- **RECORDS FOR THE EXERCISE**:
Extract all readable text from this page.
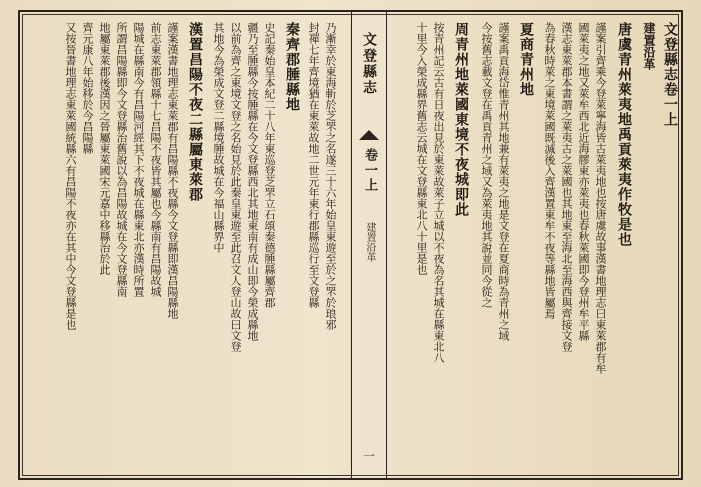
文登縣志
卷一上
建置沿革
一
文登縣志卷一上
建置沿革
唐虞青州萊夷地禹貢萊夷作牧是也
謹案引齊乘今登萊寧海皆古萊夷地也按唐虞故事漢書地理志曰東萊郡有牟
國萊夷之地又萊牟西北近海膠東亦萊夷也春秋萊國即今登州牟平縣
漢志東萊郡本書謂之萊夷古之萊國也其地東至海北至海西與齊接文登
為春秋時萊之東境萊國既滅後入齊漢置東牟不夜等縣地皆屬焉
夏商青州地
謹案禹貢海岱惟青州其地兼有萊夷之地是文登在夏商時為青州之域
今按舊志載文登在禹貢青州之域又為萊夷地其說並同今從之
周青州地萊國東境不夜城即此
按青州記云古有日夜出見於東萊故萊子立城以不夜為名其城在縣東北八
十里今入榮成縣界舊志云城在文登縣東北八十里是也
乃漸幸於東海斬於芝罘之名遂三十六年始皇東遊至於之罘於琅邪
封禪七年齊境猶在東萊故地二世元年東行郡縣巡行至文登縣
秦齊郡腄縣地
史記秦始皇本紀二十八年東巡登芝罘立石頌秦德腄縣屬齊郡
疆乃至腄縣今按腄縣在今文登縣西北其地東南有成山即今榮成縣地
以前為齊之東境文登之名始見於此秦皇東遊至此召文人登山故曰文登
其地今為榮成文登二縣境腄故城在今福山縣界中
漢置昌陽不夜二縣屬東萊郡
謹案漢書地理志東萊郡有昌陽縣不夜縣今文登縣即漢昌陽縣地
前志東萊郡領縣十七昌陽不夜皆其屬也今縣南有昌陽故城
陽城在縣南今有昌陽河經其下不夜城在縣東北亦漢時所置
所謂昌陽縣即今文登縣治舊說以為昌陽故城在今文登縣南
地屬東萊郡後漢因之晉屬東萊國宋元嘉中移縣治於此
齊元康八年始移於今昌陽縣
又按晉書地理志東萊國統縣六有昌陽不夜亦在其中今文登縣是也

==

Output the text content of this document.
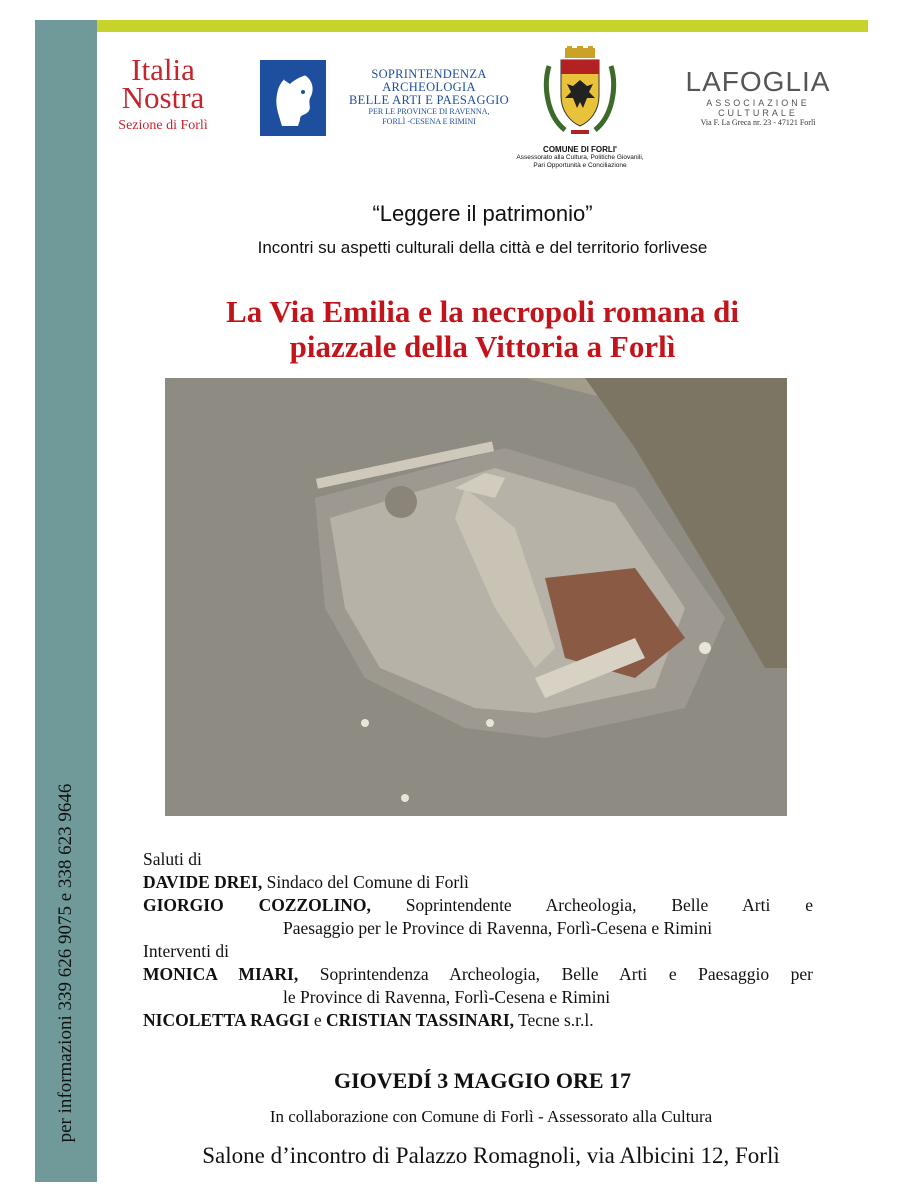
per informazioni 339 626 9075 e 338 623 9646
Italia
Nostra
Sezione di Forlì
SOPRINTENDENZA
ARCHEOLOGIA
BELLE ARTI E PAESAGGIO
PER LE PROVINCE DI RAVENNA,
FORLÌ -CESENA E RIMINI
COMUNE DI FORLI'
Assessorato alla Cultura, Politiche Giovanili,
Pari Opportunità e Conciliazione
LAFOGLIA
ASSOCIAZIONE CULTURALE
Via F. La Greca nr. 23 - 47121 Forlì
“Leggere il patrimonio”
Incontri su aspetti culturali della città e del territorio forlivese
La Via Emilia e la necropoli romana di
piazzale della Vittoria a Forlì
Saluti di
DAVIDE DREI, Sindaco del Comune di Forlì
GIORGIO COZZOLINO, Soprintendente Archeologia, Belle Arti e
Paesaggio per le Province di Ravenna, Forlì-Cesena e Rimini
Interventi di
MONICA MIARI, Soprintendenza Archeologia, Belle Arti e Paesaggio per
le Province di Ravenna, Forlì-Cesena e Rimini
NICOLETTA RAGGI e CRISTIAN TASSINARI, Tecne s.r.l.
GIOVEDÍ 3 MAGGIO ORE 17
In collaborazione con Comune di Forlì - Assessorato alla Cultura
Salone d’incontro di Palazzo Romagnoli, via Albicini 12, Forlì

- **GIVEN PROBLEM**:
Work out how many lines of the material above contain the word "this", then give only that figure.

- **RESULT OF THE EXERCISE**:
2